[Stored records]
⟨
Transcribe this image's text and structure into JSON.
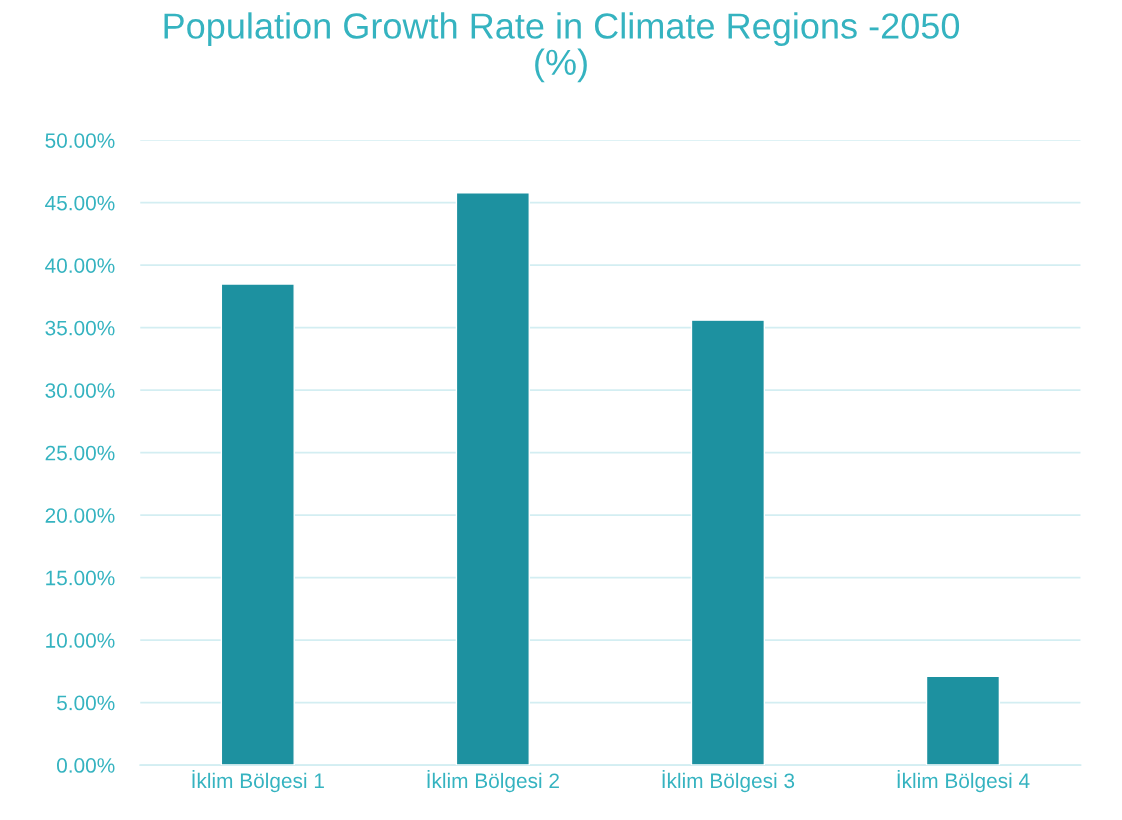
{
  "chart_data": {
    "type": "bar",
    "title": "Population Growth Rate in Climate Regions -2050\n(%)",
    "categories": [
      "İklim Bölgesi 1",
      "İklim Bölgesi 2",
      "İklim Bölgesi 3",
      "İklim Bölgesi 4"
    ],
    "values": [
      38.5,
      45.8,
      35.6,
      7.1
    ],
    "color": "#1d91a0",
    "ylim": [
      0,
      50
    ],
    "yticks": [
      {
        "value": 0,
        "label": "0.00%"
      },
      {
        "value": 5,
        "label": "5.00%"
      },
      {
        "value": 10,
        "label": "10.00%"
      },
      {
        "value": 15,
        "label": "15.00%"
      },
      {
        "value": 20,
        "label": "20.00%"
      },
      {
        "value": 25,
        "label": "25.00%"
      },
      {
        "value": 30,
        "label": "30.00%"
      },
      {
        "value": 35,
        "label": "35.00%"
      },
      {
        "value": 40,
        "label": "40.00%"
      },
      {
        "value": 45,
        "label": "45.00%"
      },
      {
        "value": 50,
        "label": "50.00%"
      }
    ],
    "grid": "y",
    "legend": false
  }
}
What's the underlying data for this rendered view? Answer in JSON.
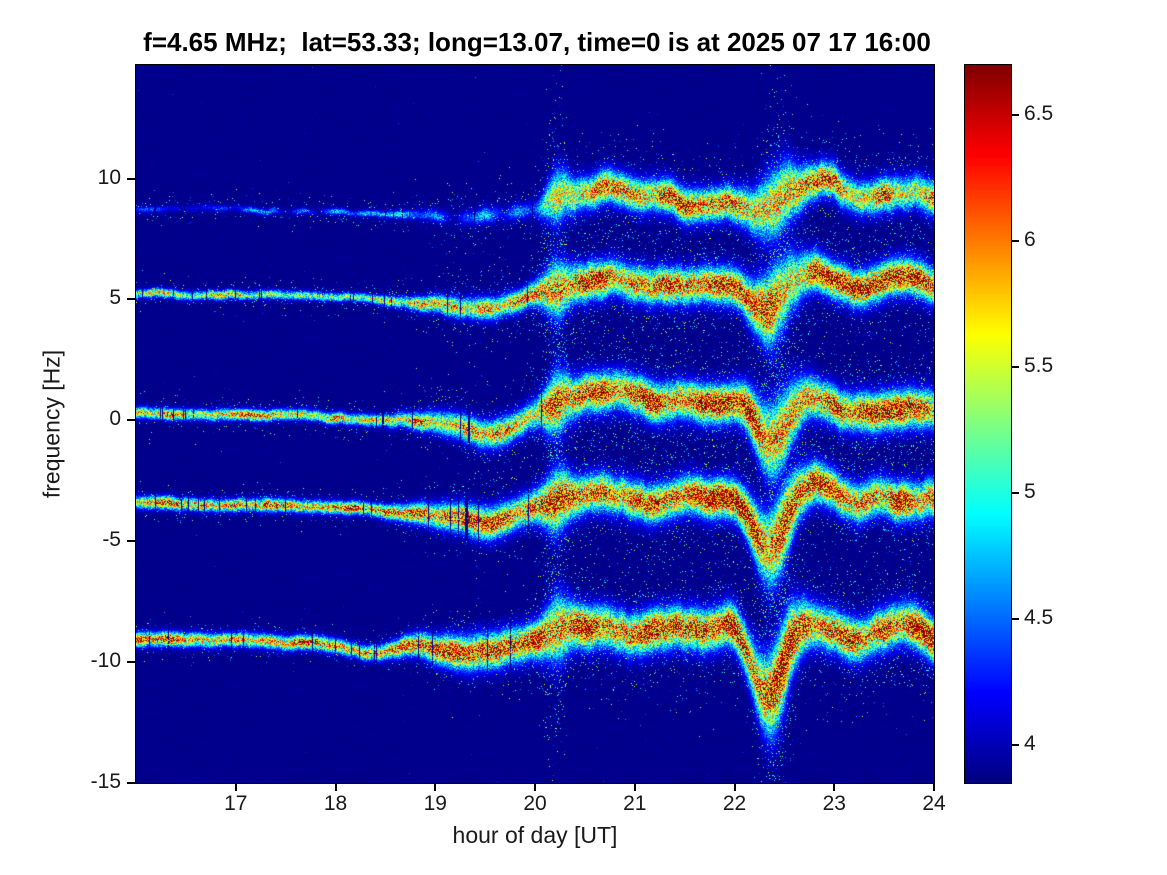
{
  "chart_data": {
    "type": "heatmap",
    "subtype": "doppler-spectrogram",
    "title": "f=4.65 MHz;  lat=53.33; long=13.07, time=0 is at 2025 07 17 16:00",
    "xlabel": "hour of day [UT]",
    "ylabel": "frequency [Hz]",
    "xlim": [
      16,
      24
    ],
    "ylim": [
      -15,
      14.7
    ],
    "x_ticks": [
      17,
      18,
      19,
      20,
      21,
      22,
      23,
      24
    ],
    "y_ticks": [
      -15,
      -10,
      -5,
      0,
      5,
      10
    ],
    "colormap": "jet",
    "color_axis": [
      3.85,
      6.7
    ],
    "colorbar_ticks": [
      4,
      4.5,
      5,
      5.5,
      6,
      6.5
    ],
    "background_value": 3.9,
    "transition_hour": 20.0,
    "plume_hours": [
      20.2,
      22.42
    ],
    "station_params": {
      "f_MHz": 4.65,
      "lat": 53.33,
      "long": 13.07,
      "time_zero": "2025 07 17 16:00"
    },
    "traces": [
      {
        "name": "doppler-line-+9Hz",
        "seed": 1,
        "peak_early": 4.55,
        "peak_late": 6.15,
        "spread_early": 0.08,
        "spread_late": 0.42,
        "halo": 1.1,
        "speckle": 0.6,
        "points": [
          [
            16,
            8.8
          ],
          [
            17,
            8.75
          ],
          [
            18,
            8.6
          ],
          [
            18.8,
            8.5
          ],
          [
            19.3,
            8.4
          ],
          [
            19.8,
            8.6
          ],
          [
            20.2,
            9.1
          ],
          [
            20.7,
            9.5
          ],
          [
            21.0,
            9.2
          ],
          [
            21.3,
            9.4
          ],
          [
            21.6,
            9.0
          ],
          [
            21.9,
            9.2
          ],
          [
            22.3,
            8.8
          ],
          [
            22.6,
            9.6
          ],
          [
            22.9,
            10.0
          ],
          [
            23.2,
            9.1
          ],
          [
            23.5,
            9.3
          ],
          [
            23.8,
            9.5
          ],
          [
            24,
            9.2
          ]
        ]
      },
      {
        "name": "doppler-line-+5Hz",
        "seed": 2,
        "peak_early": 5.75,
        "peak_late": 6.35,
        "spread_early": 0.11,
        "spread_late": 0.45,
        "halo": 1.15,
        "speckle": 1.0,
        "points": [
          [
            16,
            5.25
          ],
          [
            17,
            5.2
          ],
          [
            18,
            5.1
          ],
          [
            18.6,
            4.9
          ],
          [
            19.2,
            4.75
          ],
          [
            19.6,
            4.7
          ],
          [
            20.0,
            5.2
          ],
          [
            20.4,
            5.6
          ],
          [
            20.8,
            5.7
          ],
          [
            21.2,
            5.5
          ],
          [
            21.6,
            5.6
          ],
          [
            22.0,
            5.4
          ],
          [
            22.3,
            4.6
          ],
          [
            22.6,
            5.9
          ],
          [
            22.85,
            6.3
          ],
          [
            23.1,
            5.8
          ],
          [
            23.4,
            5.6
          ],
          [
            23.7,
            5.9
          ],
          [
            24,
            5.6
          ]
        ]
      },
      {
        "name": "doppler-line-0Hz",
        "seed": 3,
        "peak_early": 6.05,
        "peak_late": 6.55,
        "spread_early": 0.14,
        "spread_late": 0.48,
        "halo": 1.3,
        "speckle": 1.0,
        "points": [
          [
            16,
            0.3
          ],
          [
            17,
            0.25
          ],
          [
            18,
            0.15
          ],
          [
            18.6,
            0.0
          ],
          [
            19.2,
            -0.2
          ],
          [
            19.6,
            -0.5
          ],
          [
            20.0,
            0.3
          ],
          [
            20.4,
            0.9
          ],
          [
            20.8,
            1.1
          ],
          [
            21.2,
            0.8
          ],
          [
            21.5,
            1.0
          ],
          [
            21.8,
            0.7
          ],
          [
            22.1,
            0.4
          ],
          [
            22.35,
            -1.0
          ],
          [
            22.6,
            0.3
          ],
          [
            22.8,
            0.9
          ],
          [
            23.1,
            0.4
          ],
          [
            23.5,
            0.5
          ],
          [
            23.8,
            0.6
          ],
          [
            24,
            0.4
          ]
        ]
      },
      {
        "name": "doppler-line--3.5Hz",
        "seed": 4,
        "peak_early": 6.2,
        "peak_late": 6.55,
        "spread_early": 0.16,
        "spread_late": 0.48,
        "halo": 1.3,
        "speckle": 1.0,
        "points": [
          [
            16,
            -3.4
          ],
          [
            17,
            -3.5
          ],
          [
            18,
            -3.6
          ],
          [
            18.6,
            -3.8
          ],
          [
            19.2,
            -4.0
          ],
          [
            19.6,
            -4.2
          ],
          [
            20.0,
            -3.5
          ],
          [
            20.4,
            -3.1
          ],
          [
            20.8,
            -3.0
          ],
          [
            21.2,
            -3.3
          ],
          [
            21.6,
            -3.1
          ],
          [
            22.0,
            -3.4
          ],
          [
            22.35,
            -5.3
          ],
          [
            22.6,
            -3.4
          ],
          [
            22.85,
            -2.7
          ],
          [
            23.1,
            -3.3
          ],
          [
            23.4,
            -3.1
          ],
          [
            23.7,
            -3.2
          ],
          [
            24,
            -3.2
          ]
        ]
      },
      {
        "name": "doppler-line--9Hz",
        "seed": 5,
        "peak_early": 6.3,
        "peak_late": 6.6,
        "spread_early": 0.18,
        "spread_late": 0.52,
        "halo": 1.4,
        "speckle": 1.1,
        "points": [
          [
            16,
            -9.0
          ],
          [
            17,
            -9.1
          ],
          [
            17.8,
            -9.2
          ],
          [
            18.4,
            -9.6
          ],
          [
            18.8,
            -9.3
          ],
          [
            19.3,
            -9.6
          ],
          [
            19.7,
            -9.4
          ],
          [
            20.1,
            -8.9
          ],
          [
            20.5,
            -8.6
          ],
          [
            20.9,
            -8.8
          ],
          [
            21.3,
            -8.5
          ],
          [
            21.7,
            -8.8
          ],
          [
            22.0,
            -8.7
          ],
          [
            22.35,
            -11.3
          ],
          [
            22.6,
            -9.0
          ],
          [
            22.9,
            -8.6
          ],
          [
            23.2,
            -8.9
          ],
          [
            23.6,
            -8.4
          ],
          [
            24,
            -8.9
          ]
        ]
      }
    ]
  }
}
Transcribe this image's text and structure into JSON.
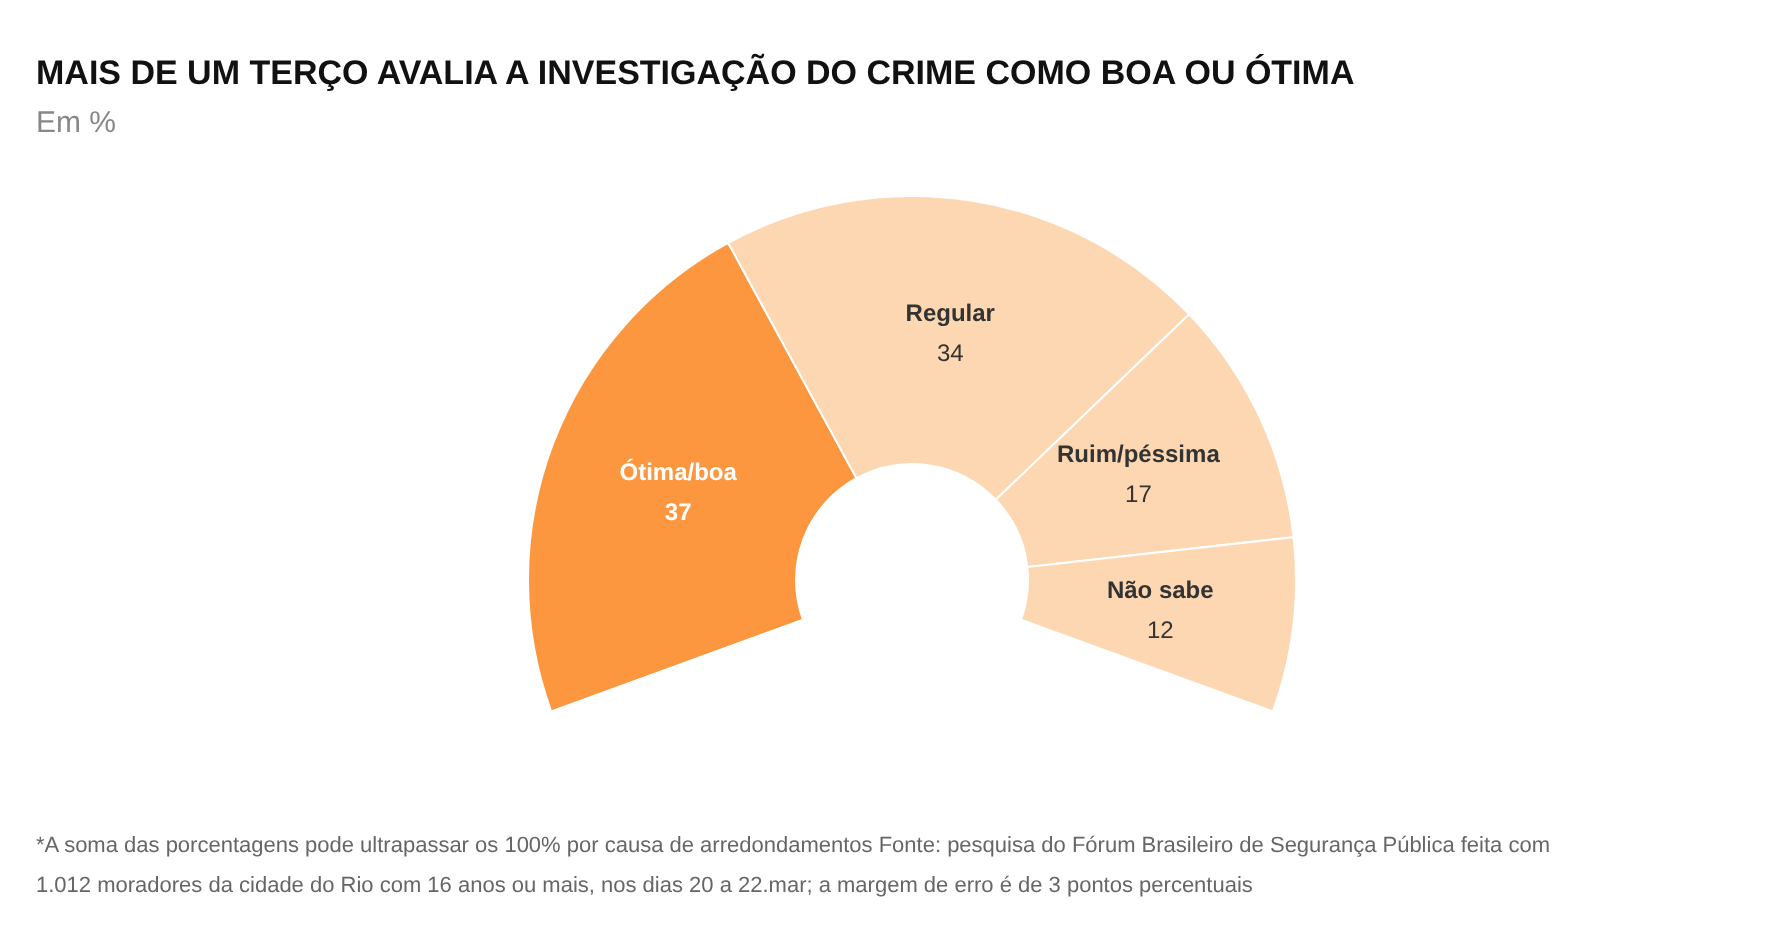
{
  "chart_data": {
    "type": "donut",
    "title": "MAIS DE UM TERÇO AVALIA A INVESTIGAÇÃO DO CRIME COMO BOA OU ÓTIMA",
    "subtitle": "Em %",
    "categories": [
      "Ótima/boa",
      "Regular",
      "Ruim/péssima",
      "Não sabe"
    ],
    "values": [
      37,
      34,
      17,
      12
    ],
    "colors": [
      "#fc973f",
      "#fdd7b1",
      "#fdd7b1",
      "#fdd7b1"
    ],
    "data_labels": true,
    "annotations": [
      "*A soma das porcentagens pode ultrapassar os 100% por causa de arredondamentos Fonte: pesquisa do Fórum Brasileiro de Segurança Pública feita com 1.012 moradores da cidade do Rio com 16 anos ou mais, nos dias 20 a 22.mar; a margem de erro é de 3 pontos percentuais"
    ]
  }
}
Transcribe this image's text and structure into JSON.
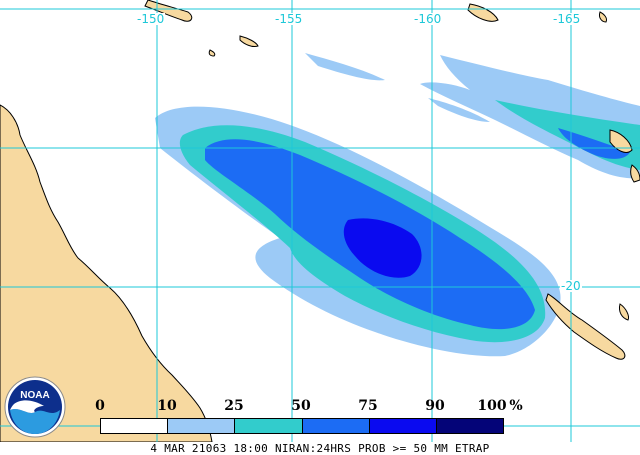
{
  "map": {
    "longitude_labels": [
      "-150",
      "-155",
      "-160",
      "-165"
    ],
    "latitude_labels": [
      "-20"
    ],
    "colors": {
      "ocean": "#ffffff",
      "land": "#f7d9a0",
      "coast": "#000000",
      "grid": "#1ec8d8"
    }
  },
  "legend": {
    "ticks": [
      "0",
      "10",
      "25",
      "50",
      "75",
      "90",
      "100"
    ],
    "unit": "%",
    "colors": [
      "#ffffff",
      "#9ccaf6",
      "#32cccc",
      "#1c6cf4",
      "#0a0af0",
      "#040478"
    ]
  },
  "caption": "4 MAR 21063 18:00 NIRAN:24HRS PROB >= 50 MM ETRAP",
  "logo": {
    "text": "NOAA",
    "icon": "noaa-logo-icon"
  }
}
⟩
> **Your goal**: Scan the material above for the string "name" and report each line where you find it.

> **Output for this task**:
        "name": "doppler-line-+9Hz",
        "name": "doppler-line-+5Hz",
        "name": "doppler-line-0Hz",
        "name": "doppler-line--3.5Hz",
        "name": "doppler-line--9Hz",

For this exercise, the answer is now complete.